- _Problem details_:
Answer with a number only: how many lines of the data contain "Rothera"?

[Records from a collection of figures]
◆ ◆ ◆ ◆

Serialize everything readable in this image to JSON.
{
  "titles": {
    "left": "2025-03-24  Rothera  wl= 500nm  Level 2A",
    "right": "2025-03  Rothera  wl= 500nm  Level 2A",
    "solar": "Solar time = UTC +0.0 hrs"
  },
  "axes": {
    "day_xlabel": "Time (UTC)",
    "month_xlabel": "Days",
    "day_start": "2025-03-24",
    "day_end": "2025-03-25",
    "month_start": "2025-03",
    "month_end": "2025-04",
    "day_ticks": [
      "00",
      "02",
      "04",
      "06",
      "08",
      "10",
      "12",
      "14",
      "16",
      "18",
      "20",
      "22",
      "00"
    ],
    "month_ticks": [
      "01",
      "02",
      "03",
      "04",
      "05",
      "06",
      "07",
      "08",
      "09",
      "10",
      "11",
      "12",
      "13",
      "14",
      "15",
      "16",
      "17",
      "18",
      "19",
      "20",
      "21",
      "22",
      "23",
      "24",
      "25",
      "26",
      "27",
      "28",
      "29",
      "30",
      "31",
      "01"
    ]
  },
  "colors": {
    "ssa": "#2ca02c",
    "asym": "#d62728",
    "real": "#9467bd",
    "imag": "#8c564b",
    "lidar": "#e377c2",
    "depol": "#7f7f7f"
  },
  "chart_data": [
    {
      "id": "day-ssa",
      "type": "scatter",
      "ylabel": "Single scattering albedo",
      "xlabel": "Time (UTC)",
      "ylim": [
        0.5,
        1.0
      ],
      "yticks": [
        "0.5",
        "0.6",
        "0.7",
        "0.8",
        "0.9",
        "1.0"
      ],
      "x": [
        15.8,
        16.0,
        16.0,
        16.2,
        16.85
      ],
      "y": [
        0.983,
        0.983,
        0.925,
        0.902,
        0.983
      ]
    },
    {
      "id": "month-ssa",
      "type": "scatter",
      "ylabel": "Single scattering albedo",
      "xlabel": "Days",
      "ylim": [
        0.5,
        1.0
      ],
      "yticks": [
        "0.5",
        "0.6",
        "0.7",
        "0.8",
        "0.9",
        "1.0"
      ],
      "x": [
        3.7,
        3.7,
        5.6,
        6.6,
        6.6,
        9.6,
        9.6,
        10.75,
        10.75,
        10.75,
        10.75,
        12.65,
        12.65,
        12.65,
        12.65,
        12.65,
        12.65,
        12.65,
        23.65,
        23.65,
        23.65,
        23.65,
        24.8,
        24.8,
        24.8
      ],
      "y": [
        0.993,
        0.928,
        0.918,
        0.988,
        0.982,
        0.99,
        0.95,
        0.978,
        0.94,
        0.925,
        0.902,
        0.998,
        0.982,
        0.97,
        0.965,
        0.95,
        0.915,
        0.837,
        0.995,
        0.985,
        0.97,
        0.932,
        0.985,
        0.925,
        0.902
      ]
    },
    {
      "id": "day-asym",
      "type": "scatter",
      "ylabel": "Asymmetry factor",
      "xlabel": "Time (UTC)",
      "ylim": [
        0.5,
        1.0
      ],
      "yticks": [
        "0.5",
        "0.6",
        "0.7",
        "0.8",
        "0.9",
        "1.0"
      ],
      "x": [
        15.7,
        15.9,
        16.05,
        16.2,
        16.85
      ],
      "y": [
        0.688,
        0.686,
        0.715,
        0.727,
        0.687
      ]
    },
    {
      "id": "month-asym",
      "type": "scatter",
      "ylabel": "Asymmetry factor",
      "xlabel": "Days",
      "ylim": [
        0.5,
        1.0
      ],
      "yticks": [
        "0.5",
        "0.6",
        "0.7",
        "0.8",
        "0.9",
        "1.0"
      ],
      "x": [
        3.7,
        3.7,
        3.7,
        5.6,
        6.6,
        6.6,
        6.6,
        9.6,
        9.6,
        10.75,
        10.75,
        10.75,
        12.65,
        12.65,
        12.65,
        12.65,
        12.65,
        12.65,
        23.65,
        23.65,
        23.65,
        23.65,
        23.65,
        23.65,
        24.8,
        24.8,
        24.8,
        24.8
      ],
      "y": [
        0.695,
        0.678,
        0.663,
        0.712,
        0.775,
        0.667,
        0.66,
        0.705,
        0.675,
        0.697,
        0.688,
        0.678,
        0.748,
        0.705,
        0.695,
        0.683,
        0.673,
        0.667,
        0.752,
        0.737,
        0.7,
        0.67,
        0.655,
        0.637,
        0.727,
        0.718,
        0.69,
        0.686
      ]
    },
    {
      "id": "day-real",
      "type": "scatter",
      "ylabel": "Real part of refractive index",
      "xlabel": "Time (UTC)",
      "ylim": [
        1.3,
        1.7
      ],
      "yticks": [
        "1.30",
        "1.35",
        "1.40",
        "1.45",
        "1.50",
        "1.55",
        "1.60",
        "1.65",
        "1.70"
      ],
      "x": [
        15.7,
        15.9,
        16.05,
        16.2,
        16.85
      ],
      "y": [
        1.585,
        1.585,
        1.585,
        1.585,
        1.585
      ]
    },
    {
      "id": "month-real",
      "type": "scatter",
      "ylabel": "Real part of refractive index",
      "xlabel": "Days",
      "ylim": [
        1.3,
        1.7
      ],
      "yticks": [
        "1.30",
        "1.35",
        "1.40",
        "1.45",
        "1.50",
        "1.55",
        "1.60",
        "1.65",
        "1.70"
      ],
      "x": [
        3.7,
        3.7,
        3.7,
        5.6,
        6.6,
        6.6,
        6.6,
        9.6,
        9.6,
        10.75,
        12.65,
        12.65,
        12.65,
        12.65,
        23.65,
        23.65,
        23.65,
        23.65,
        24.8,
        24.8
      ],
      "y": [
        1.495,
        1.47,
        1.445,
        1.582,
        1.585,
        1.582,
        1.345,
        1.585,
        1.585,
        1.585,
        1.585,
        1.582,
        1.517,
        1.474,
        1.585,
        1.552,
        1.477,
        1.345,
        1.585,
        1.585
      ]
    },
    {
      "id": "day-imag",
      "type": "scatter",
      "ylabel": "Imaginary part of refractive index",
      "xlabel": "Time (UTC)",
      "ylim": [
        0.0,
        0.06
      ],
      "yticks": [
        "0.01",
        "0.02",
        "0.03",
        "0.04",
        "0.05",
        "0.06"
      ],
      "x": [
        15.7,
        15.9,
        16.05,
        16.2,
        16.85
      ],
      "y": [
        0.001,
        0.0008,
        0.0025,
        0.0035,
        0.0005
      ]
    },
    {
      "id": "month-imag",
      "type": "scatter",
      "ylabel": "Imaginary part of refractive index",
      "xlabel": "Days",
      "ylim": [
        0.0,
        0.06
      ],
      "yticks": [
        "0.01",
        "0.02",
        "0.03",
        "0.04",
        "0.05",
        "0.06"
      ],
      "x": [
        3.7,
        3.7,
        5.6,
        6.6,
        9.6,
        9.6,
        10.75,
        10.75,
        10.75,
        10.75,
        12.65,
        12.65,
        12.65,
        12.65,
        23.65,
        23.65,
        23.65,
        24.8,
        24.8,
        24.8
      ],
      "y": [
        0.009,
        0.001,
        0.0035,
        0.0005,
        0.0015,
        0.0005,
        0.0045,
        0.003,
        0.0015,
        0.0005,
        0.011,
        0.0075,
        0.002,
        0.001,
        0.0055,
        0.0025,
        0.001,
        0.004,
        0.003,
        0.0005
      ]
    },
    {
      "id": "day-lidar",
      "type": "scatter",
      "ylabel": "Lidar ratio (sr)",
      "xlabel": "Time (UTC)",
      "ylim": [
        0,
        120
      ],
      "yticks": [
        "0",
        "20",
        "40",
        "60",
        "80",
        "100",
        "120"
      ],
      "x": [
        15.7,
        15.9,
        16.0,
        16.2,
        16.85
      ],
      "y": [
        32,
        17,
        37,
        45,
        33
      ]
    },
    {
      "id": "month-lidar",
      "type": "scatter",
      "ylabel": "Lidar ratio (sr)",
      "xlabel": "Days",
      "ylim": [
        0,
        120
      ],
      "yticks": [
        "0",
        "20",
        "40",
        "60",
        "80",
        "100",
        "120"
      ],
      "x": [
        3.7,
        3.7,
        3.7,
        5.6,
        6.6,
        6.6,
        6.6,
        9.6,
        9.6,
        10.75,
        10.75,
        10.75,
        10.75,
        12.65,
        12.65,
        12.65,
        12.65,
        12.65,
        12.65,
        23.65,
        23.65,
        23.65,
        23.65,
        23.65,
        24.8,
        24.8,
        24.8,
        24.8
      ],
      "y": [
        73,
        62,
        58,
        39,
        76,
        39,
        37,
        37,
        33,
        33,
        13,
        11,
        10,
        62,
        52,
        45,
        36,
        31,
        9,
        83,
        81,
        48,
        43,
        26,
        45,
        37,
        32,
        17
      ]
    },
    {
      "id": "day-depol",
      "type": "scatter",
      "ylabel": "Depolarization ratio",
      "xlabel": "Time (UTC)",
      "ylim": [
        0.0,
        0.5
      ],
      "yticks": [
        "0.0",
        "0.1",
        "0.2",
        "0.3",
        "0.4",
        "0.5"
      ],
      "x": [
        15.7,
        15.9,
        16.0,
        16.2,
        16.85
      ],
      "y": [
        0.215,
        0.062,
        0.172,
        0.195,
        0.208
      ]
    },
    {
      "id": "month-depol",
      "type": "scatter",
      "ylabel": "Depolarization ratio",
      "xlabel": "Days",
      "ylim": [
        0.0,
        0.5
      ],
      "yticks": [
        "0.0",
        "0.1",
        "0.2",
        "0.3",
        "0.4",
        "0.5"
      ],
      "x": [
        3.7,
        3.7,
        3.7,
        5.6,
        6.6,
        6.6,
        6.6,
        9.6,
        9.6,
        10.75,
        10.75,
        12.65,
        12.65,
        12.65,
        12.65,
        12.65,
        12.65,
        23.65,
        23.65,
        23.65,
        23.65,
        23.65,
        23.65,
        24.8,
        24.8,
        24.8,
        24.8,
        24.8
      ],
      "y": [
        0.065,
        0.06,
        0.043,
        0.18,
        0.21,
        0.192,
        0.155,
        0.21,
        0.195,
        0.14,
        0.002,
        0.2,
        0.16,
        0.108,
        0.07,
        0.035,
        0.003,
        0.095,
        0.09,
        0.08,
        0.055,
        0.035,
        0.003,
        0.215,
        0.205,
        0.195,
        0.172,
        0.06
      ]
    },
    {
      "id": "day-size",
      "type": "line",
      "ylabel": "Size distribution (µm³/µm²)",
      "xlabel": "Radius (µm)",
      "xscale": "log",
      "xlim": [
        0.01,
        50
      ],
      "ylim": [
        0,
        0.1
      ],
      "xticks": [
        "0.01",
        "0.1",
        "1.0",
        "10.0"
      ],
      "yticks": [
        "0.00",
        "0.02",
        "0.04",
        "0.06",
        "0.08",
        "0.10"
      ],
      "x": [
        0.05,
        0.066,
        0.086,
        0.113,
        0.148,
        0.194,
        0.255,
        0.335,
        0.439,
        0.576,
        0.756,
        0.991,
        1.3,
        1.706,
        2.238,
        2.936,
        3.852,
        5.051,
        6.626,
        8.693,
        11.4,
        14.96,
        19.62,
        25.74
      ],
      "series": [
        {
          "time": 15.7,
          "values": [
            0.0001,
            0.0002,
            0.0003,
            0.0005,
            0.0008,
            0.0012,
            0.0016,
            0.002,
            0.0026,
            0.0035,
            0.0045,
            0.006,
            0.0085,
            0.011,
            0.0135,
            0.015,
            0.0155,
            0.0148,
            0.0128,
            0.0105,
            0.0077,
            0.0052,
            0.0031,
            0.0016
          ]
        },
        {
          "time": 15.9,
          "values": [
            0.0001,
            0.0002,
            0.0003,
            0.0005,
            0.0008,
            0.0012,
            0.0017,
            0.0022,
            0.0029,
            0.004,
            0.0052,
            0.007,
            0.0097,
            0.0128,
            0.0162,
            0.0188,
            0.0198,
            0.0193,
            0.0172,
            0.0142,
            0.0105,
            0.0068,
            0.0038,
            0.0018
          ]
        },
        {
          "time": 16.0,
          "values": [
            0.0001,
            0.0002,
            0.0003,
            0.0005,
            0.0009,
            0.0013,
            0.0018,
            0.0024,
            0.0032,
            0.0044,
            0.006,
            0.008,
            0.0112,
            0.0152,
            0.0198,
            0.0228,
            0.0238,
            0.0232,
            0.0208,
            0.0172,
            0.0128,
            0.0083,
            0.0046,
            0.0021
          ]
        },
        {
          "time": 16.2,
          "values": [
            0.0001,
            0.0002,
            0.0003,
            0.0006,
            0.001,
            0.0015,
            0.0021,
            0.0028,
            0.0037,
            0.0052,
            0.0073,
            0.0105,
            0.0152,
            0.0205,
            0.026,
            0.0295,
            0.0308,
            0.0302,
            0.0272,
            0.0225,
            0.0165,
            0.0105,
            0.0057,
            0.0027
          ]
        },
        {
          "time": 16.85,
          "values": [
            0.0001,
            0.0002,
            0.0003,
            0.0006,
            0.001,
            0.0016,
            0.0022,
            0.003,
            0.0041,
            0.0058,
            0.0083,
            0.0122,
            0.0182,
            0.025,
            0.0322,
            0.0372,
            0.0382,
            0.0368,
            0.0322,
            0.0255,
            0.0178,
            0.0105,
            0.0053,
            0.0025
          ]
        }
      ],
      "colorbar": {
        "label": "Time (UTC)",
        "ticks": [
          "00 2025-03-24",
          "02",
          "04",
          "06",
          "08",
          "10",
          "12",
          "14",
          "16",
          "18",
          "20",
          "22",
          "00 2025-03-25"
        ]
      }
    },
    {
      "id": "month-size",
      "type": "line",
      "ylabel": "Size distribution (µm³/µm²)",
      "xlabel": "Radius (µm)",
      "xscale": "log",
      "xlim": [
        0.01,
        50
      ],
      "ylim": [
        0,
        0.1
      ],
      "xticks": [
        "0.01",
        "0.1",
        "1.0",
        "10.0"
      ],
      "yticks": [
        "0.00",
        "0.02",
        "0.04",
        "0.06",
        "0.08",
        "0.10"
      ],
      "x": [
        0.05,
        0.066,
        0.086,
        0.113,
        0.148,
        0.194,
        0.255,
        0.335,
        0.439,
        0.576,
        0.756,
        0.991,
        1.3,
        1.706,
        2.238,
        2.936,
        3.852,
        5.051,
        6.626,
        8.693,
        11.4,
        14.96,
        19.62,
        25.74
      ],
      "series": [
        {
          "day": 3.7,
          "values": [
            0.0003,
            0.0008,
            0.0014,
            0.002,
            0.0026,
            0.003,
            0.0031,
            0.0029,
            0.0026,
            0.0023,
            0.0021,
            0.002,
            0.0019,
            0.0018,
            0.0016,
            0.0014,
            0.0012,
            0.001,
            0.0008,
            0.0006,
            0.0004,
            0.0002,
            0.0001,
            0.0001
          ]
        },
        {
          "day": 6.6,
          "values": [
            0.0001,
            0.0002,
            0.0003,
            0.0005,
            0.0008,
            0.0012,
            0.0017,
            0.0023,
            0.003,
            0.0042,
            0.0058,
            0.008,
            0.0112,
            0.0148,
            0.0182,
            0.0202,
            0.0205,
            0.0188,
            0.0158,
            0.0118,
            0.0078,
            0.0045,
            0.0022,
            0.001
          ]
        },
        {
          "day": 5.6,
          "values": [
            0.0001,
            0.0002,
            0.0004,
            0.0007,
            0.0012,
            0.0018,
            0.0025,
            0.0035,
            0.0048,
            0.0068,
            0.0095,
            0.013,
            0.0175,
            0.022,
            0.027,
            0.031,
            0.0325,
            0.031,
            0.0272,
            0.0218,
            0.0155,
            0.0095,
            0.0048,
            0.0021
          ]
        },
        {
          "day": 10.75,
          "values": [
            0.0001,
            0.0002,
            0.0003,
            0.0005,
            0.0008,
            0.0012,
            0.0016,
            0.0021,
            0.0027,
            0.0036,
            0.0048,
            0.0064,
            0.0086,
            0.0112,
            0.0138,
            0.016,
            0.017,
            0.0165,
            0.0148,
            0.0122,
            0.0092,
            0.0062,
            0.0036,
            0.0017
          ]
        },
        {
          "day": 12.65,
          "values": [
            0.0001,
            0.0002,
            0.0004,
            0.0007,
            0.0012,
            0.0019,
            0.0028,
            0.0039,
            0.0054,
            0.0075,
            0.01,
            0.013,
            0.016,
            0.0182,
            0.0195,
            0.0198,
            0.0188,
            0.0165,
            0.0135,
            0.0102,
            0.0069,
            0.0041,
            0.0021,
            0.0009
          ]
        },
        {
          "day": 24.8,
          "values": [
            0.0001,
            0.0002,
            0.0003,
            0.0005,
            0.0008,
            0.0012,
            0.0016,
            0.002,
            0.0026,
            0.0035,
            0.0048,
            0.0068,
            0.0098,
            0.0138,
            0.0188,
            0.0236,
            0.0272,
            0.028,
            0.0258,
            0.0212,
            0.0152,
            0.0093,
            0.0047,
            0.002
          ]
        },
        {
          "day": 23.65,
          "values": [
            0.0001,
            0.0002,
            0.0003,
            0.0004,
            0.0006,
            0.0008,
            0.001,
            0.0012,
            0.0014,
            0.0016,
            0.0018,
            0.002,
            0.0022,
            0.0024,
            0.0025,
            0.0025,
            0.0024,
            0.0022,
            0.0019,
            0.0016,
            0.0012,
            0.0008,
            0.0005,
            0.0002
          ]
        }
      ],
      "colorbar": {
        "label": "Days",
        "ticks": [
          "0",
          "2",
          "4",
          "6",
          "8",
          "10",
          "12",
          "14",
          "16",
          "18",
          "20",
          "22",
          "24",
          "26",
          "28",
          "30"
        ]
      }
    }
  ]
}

◆ ◆ ◆ ◆

- _Response to this exercise_:
2